#### [Data to process]
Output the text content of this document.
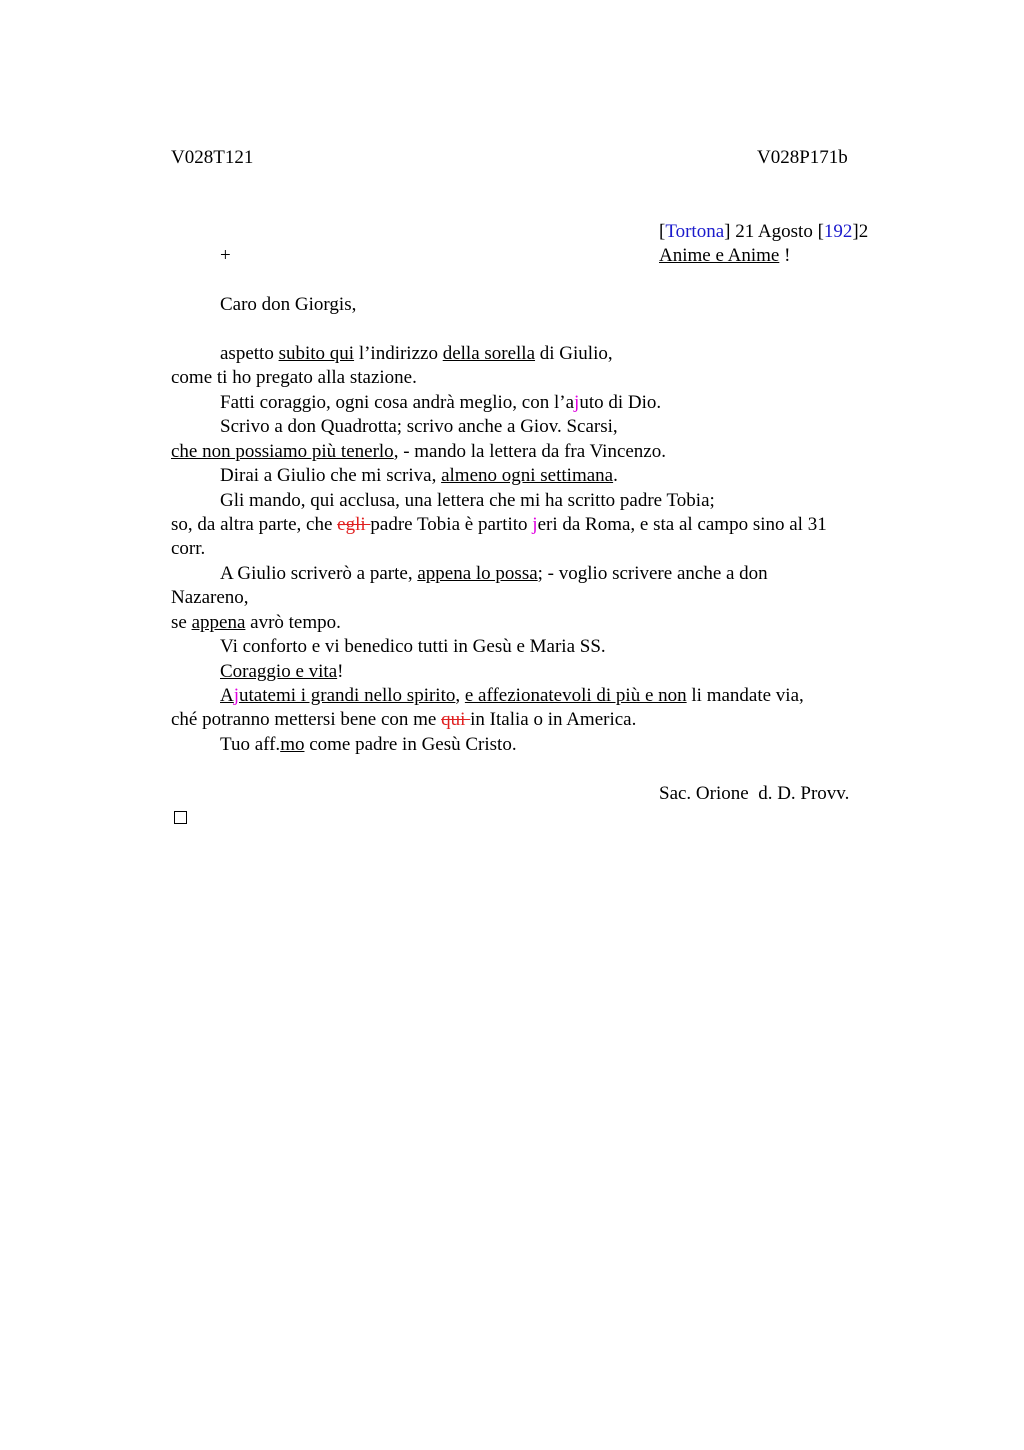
V028T121	V028P171b
[Tortona] 21 Agosto [192]2
+	Anime e Anime !
Caro don Giorgis,
aspetto subito qui l’indirizzo della sorella di Giulio,
come ti ho pregato alla stazione.
Fatti coraggio, ogni cosa andrà meglio, con l’ajuto di Dio.
Scrivo a don Quadrotta; scrivo anche a Giov. Scarsi,
che non possiamo più tenerlo, - mando la lettera da fra Vincenzo.
Dirai a Giulio che mi scriva, almeno ogni settimana.
Gli mando, qui acclusa, una lettera che mi ha scritto padre Tobia;
so, da altra parte, che egli padre Tobia è partito jeri da Roma, e sta al campo sino al 31
corr.
A Giulio scriverò a parte, appena lo possa; - voglio scrivere anche a don
Nazareno,
se appena avrò tempo.
Vi conforto e vi benedico tutti in Gesù e Maria SS.
Coraggio e vita!
Ajutatemi i grandi nello spirito, e affezionatevoli di più e non li mandate via,
ché potranno mettersi bene con me qui in Italia o in America.
Tuo aff.mo come padre in Gesù Cristo.
Sac. Orione  d. D. Provv.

#### [Task to complete]
From start to finish, output the listing exactly, but omit its pictures.

#### [Written answer]
Output the text content of this document.
V028T121	V028P171b
[Tortona] 21 Agosto [192]2
+	Anime e Anime !
Caro don Giorgis,
aspetto subito qui l’indirizzo della sorella di Giulio,
come ti ho pregato alla stazione.
Fatti coraggio, ogni cosa andrà meglio, con l’ajuto di Dio.
Scrivo a don Quadrotta; scrivo anche a Giov. Scarsi,
che non possiamo più tenerlo, - mando la lettera da fra Vincenzo.
Dirai a Giulio che mi scriva, almeno ogni settimana.
Gli mando, qui acclusa, una lettera che mi ha scritto padre Tobia;
so, da altra parte, che egli padre Tobia è partito jeri da Roma, e sta al campo sino al 31
corr.
A Giulio scriverò a parte, appena lo possa; - voglio scrivere anche a don
Nazareno,
se appena avrò tempo.
Vi conforto e vi benedico tutti in Gesù e Maria SS.
Coraggio e vita!
Ajutatemi i grandi nello spirito, e affezionatevoli di più e non li mandate via,
ché potranno mettersi bene con me qui in Italia o in America.
Tuo aff.mo come padre in Gesù Cristo.
Sac. Orione  d. D. Provv.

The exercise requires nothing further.